-- START INPUT DATA --

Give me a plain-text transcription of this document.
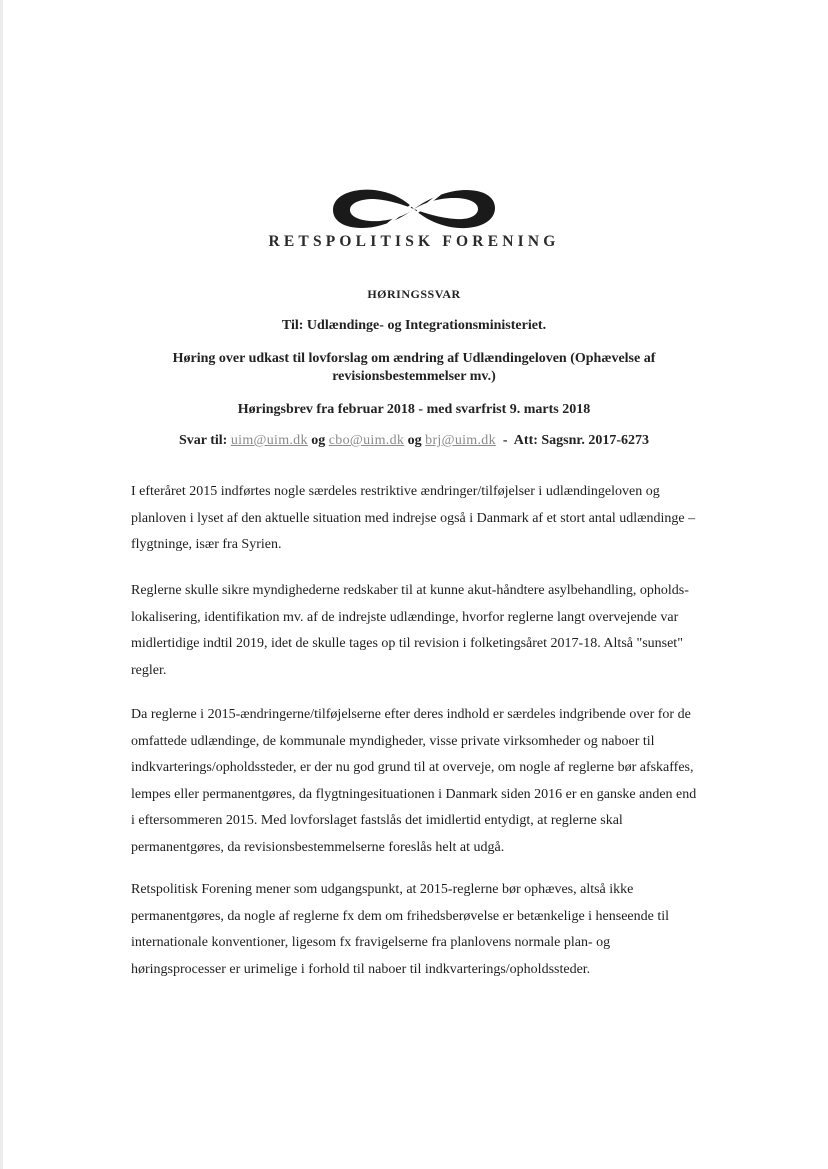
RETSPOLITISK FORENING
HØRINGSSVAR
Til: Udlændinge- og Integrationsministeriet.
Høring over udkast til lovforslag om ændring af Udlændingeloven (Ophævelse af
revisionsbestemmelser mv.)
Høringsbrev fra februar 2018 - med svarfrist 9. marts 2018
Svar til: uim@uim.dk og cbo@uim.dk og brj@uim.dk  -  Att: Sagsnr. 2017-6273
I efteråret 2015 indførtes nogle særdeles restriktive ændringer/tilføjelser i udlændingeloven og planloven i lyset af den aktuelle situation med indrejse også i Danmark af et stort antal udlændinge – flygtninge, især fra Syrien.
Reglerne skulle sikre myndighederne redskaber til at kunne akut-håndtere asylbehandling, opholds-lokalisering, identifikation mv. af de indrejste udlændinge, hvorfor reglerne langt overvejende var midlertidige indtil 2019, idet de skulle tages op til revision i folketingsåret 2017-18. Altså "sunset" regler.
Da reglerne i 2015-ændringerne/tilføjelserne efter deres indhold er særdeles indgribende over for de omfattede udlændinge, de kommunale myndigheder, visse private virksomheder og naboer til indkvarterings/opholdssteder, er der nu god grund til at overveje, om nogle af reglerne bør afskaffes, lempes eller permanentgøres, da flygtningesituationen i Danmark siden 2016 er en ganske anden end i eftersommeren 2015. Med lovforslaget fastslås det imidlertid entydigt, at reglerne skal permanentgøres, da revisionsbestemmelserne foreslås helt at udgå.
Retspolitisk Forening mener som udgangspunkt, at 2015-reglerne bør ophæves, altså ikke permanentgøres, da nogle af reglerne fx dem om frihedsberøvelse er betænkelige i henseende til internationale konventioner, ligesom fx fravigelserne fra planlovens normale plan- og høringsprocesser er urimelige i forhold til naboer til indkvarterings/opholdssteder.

-- END INPUT DATA --

• TASK TO COMPLETE: Retype all the records shown above, character for character. Omit every picture.

• WRITTEN ANSWER:
Give me a plain-text transcription of this document.
RETSPOLITISK FORENING
HØRINGSSVAR
Til: Udlændinge- og Integrationsministeriet.
Høring over udkast til lovforslag om ændring af Udlændingeloven (Ophævelse af
revisionsbestemmelser mv.)
Høringsbrev fra februar 2018 - med svarfrist 9. marts 2018
Svar til: uim@uim.dk og cbo@uim.dk og brj@uim.dk  -  Att: Sagsnr. 2017-6273
I efteråret 2015 indførtes nogle særdeles restriktive ændringer/tilføjelser i udlændingeloven og planloven i lyset af den aktuelle situation med indrejse også i Danmark af et stort antal udlændinge – flygtninge, især fra Syrien.
Reglerne skulle sikre myndighederne redskaber til at kunne akut-håndtere asylbehandling, opholds-lokalisering, identifikation mv. af de indrejste udlændinge, hvorfor reglerne langt overvejende var midlertidige indtil 2019, idet de skulle tages op til revision i folketingsåret 2017-18. Altså "sunset" regler.
Da reglerne i 2015-ændringerne/tilføjelserne efter deres indhold er særdeles indgribende over for de omfattede udlændinge, de kommunale myndigheder, visse private virksomheder og naboer til indkvarterings/opholdssteder, er der nu god grund til at overveje, om nogle af reglerne bør afskaffes, lempes eller permanentgøres, da flygtningesituationen i Danmark siden 2016 er en ganske anden end i eftersommeren 2015. Med lovforslaget fastslås det imidlertid entydigt, at reglerne skal permanentgøres, da revisionsbestemmelserne foreslås helt at udgå.
Retspolitisk Forening mener som udgangspunkt, at 2015-reglerne bør ophæves, altså ikke permanentgøres, da nogle af reglerne fx dem om frihedsberøvelse er betænkelige i henseende til internationale konventioner, ligesom fx fravigelserne fra planlovens normale plan- og høringsprocesser er urimelige i forhold til naboer til indkvarterings/opholdssteder.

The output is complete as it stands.